(Stored records)

□ □ □ □

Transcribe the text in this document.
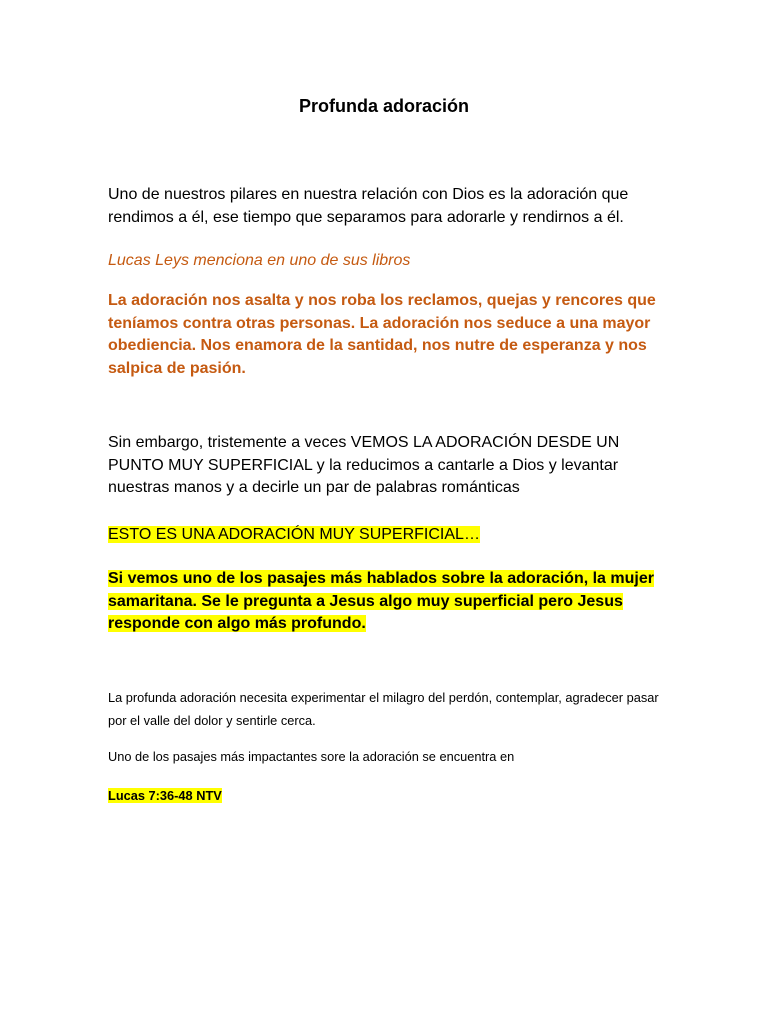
Profunda adoración

Uno de nuestros pilares en nuestra relación con Dios es la adoración que rendimos a él, ese tiempo que separamos para adorarle y rendirnos a él.

Lucas Leys menciona en uno de sus libros

La adoración nos asalta y nos roba los reclamos, quejas y rencores que teníamos contra otras personas. La adoración nos seduce a una mayor obediencia. Nos enamora de la santidad, nos nutre de esperanza y nos salpica de pasión.

Sin embargo, tristemente a veces VEMOS LA ADORACIÓN DESDE UN PUNTO MUY SUPERFICIAL y la reducimos a cantarle a Dios y levantar nuestras manos y a decirle un par de palabras románticas

ESTO ES UNA ADORACIÓN MUY SUPERFICIAL…

Si vemos uno de los pasajes más hablados sobre la adoración, la mujer samaritana. Se le pregunta a Jesus algo muy superficial pero Jesus responde con algo más profundo.

La profunda adoración necesita experimentar el milagro del perdón, contemplar, agradecer pasar por el valle del dolor y sentirle cerca.

Uno de los pasajes más impactantes sore la adoración se encuentra en

Lucas 7:36-48 NTV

□ □ □ □

WHAT TO DO> All of the entries need to be transcribed word for word; pictures are left out.

THE ANSWER>
Transcribe the text in this document.
Profunda adoración

Uno de nuestros pilares en nuestra relación con Dios es la adoración que rendimos a él, ese tiempo que separamos para adorarle y rendirnos a él.

Lucas Leys menciona en uno de sus libros

La adoración nos asalta y nos roba los reclamos, quejas y rencores que teníamos contra otras personas. La adoración nos seduce a una mayor obediencia. Nos enamora de la santidad, nos nutre de esperanza y nos salpica de pasión.

Sin embargo, tristemente a veces VEMOS LA ADORACIÓN DESDE UN PUNTO MUY SUPERFICIAL y la reducimos a cantarle a Dios y levantar nuestras manos y a decirle un par de palabras románticas

ESTO ES UNA ADORACIÓN MUY SUPERFICIAL…

Si vemos uno de los pasajes más hablados sobre la adoración, la mujer samaritana. Se le pregunta a Jesus algo muy superficial pero Jesus responde con algo más profundo.

La profunda adoración necesita experimentar el milagro del perdón, contemplar, agradecer pasar por el valle del dolor y sentirle cerca.

Uno de los pasajes más impactantes sore la adoración se encuentra en

Lucas 7:36-48 NTV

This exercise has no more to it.